> _GIVEN EXERCISE_:
Write out all of the lines below, exactly and completely.

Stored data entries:
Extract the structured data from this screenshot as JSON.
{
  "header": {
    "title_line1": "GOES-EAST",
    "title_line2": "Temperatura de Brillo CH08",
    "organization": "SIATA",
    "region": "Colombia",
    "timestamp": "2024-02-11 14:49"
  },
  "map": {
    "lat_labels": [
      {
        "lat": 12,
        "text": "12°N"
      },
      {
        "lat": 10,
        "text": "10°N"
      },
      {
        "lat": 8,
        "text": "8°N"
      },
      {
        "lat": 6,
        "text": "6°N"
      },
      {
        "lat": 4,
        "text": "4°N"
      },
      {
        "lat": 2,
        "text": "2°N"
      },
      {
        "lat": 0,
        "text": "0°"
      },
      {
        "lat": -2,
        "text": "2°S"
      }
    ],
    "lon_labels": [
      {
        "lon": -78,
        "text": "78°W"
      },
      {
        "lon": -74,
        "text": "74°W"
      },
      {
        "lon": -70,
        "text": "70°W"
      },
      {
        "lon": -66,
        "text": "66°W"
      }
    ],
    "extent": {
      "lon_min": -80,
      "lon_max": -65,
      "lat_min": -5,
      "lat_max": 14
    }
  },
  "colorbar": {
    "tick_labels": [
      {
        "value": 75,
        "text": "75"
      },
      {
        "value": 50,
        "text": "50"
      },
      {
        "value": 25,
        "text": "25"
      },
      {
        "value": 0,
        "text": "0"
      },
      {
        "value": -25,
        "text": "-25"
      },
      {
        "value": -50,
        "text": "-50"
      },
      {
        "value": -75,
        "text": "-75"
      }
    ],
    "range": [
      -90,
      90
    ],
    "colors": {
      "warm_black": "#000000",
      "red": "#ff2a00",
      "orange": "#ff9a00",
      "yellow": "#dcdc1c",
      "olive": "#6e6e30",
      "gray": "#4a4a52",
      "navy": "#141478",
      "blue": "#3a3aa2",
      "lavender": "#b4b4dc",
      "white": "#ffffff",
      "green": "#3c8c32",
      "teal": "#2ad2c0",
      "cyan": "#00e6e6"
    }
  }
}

> _EXERCISE RESULT_:
Extract the structured data from this screenshot as JSON.
{
  "header": {
    "title_line1": "GOES-EAST",
    "title_line2": "Temperatura de Brillo CH08",
    "organization": "SIATA",
    "region": "Colombia",
    "timestamp": "2024-02-11 14:49"
  },
  "map": {
    "lat_labels": [
      {
        "lat": 12,
        "text": "12°N"
      },
      {
        "lat": 10,
        "text": "10°N"
      },
      {
        "lat": 8,
        "text": "8°N"
      },
      {
        "lat": 6,
        "text": "6°N"
      },
      {
        "lat": 4,
        "text": "4°N"
      },
      {
        "lat": 2,
        "text": "2°N"
      },
      {
        "lat": 0,
        "text": "0°"
      },
      {
        "lat": -2,
        "text": "2°S"
      }
    ],
    "lon_labels": [
      {
        "lon": -78,
        "text": "78°W"
      },
      {
        "lon": -74,
        "text": "74°W"
      },
      {
        "lon": -70,
        "text": "70°W"
      },
      {
        "lon": -66,
        "text": "66°W"
      }
    ],
    "extent": {
      "lon_min": -80,
      "lon_max": -65,
      "lat_min": -5,
      "lat_max": 14
    }
  },
  "colorbar": {
    "tick_labels": [
      {
        "value": 75,
        "text": "75"
      },
      {
        "value": 50,
        "text": "50"
      },
      {
        "value": 25,
        "text": "25"
      },
      {
        "value": 0,
        "text": "0"
      },
      {
        "value": -25,
        "text": "-25"
      },
      {
        "value": -50,
        "text": "-50"
      },
      {
        "value": -75,
        "text": "-75"
      }
    ],
    "range": [
      -90,
      90
    ],
    "colors": {
      "warm_black": "#000000",
      "red": "#ff2a00",
      "orange": "#ff9a00",
      "yellow": "#dcdc1c",
      "olive": "#6e6e30",
      "gray": "#4a4a52",
      "navy": "#141478",
      "blue": "#3a3aa2",
      "lavender": "#b4b4dc",
      "white": "#ffffff",
      "green": "#3c8c32",
      "teal": "#2ad2c0",
      "cyan": "#00e6e6"
    }
  }
}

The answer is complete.